* **Task objective**:
Please return the full listing below without altering anything.

* **Entries shown**:
□ □ □ □ □

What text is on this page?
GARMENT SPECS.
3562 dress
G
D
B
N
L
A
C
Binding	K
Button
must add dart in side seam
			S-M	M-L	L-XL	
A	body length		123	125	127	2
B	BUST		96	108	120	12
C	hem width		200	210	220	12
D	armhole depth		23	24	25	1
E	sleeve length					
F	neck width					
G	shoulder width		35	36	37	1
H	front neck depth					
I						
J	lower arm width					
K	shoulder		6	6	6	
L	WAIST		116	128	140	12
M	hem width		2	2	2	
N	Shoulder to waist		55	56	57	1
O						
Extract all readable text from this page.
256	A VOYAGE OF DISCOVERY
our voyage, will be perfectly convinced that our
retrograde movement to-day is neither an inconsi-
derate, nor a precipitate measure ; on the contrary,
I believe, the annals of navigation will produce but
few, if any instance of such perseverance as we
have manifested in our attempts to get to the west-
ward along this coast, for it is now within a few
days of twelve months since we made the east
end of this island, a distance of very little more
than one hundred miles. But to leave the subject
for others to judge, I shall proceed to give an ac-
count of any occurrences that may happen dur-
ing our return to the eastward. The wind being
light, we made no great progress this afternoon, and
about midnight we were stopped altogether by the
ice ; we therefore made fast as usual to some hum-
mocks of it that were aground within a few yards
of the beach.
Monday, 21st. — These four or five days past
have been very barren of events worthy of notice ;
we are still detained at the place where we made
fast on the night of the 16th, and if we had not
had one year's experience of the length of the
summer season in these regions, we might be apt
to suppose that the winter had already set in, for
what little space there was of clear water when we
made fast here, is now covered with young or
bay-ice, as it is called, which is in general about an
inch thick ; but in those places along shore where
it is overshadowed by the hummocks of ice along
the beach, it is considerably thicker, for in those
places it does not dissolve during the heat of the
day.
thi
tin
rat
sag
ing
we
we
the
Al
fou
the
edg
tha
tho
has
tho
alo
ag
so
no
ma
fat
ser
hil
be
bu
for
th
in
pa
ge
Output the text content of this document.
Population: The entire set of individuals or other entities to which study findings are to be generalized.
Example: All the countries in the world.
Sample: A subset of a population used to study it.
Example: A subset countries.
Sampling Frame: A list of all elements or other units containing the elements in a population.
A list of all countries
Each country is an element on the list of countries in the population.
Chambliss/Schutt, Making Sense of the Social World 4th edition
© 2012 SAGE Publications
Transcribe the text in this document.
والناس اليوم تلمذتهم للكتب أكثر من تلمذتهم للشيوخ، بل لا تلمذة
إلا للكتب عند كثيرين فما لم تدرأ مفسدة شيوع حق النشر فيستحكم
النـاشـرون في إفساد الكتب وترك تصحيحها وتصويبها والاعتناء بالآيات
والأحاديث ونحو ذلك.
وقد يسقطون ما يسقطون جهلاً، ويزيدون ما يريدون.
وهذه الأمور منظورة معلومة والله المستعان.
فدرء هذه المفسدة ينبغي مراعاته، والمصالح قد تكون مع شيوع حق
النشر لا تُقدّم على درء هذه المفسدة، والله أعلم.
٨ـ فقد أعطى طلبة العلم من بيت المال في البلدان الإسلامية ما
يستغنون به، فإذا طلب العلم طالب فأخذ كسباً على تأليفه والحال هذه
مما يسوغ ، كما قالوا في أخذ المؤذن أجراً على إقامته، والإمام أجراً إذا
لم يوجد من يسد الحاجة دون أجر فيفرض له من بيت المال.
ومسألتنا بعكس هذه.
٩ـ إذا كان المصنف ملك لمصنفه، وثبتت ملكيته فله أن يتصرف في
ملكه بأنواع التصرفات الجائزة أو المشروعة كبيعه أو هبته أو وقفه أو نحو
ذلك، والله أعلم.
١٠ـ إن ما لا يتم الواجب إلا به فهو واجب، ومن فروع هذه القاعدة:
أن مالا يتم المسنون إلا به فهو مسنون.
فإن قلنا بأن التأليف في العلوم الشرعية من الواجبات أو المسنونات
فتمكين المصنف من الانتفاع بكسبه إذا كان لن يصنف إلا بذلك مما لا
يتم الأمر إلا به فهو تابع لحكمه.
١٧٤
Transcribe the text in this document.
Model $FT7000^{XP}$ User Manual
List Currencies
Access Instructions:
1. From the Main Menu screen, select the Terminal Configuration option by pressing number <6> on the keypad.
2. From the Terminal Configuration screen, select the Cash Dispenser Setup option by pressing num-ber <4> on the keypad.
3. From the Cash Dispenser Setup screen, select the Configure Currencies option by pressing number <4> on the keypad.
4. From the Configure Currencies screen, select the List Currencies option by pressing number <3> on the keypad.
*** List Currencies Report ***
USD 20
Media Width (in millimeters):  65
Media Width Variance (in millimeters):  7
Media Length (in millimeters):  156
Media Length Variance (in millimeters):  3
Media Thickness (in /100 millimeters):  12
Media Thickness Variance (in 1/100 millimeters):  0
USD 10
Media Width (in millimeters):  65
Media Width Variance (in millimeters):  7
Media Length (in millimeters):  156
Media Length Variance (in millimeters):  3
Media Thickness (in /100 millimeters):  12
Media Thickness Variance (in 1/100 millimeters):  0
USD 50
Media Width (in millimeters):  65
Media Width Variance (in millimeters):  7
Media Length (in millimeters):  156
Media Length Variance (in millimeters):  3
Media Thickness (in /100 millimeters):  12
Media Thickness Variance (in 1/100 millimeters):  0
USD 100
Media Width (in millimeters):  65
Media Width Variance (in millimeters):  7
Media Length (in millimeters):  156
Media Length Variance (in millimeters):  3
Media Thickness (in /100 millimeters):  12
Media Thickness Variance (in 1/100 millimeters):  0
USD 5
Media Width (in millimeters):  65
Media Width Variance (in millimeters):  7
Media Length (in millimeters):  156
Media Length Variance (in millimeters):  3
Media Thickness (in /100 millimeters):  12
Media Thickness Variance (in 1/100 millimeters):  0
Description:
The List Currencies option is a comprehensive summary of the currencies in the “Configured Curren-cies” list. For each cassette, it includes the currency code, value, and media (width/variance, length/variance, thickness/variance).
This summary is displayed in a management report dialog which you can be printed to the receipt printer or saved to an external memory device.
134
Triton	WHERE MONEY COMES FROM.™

□ □ □ □ □

* **Exercise result**:
What text is on this page?
GARMENT SPECS.
3562 dress
G
D
B
N
L
A
C
Binding	K
Button
must add dart in side seam
			S-M	M-L	L-XL	
A	body length		123	125	127	2
B	BUST		96	108	120	12
C	hem width		200	210	220	12
D	armhole depth		23	24	25	1
E	sleeve length					
F	neck width					
G	shoulder width		35	36	37	1
H	front neck depth					
I						
J	lower arm width					
K	shoulder		6	6	6	
L	WAIST		116	128	140	12
M	hem width		2	2	2	
N	Shoulder to waist		55	56	57	1
O						
Extract all readable text from this page.
256	A VOYAGE OF DISCOVERY
our voyage, will be perfectly convinced that our
retrograde movement to-day is neither an inconsi-
derate, nor a precipitate measure ; on the contrary,
I believe, the annals of navigation will produce but
few, if any instance of such perseverance as we
have manifested in our attempts to get to the west-
ward along this coast, for it is now within a few
days of twelve months since we made the east
end of this island, a distance of very little more
than one hundred miles. But to leave the subject
for others to judge, I shall proceed to give an ac-
count of any occurrences that may happen dur-
ing our return to the eastward. The wind being
light, we made no great progress this afternoon, and
about midnight we were stopped altogether by the
ice ; we therefore made fast as usual to some hum-
mocks of it that were aground within a few yards
of the beach.
Monday, 21st. — These four or five days past
have been very barren of events worthy of notice ;
we are still detained at the place where we made
fast on the night of the 16th, and if we had not
had one year's experience of the length of the
summer season in these regions, we might be apt
to suppose that the winter had already set in, for
what little space there was of clear water when we
made fast here, is now covered with young or
bay-ice, as it is called, which is in general about an
inch thick ; but in those places along shore where
it is overshadowed by the hummocks of ice along
the beach, it is considerably thicker, for in those
places it does not dissolve during the heat of the
day.
thi
tin
rat
sag
ing
we
we
the
Al
fou
the
edg
tha
tho
has
tho
alo
ag
so
no
ma
fat
ser
hil
be
bu
for
th
in
pa
ge
Output the text content of this document.
Population: The entire set of individuals or other entities to which study findings are to be generalized.
Example: All the countries in the world.
Sample: A subset of a population used to study it.
Example: A subset countries.
Sampling Frame: A list of all elements or other units containing the elements in a population.
A list of all countries
Each country is an element on the list of countries in the population.
Chambliss/Schutt, Making Sense of the Social World 4th edition
© 2012 SAGE Publications
Transcribe the text in this document.
والناس اليوم تلمذتهم للكتب أكثر من تلمذتهم للشيوخ، بل لا تلمذة
إلا للكتب عند كثيرين فما لم تدرأ مفسدة شيوع حق النشر فيستحكم
النـاشـرون في إفساد الكتب وترك تصحيحها وتصويبها والاعتناء بالآيات
والأحاديث ونحو ذلك.
وقد يسقطون ما يسقطون جهلاً، ويزيدون ما يريدون.
وهذه الأمور منظورة معلومة والله المستعان.
فدرء هذه المفسدة ينبغي مراعاته، والمصالح قد تكون مع شيوع حق
النشر لا تُقدّم على درء هذه المفسدة، والله أعلم.
٨ـ فقد أعطى طلبة العلم من بيت المال في البلدان الإسلامية ما
يستغنون به، فإذا طلب العلم طالب فأخذ كسباً على تأليفه والحال هذه
مما يسوغ ، كما قالوا في أخذ المؤذن أجراً على إقامته، والإمام أجراً إذا
لم يوجد من يسد الحاجة دون أجر فيفرض له من بيت المال.
ومسألتنا بعكس هذه.
٩ـ إذا كان المصنف ملك لمصنفه، وثبتت ملكيته فله أن يتصرف في
ملكه بأنواع التصرفات الجائزة أو المشروعة كبيعه أو هبته أو وقفه أو نحو
ذلك، والله أعلم.
١٠ـ إن ما لا يتم الواجب إلا به فهو واجب، ومن فروع هذه القاعدة:
أن مالا يتم المسنون إلا به فهو مسنون.
فإن قلنا بأن التأليف في العلوم الشرعية من الواجبات أو المسنونات
فتمكين المصنف من الانتفاع بكسبه إذا كان لن يصنف إلا بذلك مما لا
يتم الأمر إلا به فهو تابع لحكمه.
١٧٤
Transcribe the text in this document.
Model $FT7000^{XP}$ User Manual
List Currencies
Access Instructions:
1. From the Main Menu screen, select the Terminal Configuration option by pressing number <6> on the keypad.
2. From the Terminal Configuration screen, select the Cash Dispenser Setup option by pressing num-ber <4> on the keypad.
3. From the Cash Dispenser Setup screen, select the Configure Currencies option by pressing number <4> on the keypad.
4. From the Configure Currencies screen, select the List Currencies option by pressing number <3> on the keypad.
*** List Currencies Report ***
USD 20
Media Width (in millimeters):  65
Media Width Variance (in millimeters):  7
Media Length (in millimeters):  156
Media Length Variance (in millimeters):  3
Media Thickness (in /100 millimeters):  12
Media Thickness Variance (in 1/100 millimeters):  0
USD 10
Media Width (in millimeters):  65
Media Width Variance (in millimeters):  7
Media Length (in millimeters):  156
Media Length Variance (in millimeters):  3
Media Thickness (in /100 millimeters):  12
Media Thickness Variance (in 1/100 millimeters):  0
USD 50
Media Width (in millimeters):  65
Media Width Variance (in millimeters):  7
Media Length (in millimeters):  156
Media Length Variance (in millimeters):  3
Media Thickness (in /100 millimeters):  12
Media Thickness Variance (in 1/100 millimeters):  0
USD 100
Media Width (in millimeters):  65
Media Width Variance (in millimeters):  7
Media Length (in millimeters):  156
Media Length Variance (in millimeters):  3
Media Thickness (in /100 millimeters):  12
Media Thickness Variance (in 1/100 millimeters):  0
USD 5
Media Width (in millimeters):  65
Media Width Variance (in millimeters):  7
Media Length (in millimeters):  156
Media Length Variance (in millimeters):  3
Media Thickness (in /100 millimeters):  12
Media Thickness Variance (in 1/100 millimeters):  0
Description:
The List Currencies option is a comprehensive summary of the currencies in the “Configured Curren-cies” list. For each cassette, it includes the currency code, value, and media (width/variance, length/variance, thickness/variance).
This summary is displayed in a management report dialog which you can be printed to the receipt printer or saved to an external memory device.
134
Triton	WHERE MONEY COMES FROM.™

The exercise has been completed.